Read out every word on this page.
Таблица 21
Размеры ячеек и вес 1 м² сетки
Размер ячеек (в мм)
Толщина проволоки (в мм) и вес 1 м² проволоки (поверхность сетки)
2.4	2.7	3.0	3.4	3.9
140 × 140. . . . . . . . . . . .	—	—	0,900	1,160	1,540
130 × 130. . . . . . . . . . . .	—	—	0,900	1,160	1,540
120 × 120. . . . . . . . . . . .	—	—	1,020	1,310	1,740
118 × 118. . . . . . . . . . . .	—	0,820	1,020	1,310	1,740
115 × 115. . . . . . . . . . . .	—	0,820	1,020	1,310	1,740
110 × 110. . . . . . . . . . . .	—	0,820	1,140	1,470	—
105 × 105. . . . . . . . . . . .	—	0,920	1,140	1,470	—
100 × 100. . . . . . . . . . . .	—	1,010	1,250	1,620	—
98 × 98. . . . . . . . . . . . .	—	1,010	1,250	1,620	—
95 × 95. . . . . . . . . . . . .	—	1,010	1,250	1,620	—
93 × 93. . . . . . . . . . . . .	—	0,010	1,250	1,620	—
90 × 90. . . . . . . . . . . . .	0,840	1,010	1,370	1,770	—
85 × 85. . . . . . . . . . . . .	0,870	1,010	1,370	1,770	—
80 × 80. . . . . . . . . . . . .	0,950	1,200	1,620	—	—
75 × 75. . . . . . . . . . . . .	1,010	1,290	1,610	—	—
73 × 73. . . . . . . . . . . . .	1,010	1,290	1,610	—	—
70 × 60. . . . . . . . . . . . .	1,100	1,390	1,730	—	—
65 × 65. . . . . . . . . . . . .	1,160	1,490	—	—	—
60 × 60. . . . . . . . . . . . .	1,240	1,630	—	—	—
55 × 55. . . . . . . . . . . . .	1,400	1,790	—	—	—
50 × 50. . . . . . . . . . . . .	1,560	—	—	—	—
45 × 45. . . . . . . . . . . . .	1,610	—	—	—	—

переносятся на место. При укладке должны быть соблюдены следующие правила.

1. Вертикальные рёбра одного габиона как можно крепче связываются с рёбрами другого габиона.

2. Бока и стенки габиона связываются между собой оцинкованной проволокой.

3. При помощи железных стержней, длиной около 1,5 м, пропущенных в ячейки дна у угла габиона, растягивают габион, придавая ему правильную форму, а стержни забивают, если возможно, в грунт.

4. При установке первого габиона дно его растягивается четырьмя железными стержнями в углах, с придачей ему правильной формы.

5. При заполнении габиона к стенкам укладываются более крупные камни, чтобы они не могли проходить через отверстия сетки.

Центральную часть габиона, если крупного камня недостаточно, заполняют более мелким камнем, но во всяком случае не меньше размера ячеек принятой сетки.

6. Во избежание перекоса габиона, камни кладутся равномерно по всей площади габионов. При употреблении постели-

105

* * *

# TASK GOAL:
Copy each line of the data above that holds "габиона".

# COMPLETE ANSWER:
1. Вертикальные рёбра одного габиона как можно крепче связываются с рёбрами другого габиона.
2. Бока и стенки габиона связываются между собой оцинкованной проволокой.
3. При помощи железных стержней, длиной около 1,5 м, пропущенных в ячейки дна у угла габиона, растягивают габион, придавая ему правильную форму, а стержни забивают, если возможно, в грунт.
4. При установке первого габиона дно его растягивается четырьмя железными стержнями в углах, с придачей ему правильной формы.
5. При заполнении габиона к стенкам укладываются более крупные камни, чтобы они не могли проходить через отверстия сетки.
Центральную часть габиона, если крупного камня недостаточно, заполняют более мелким камнем, но во всяком случае не меньше размера ячеек принятой сетки.
6. Во избежание перекоса габиона, камни кладутся равномерно по всей площади габионов. При употреблении постели-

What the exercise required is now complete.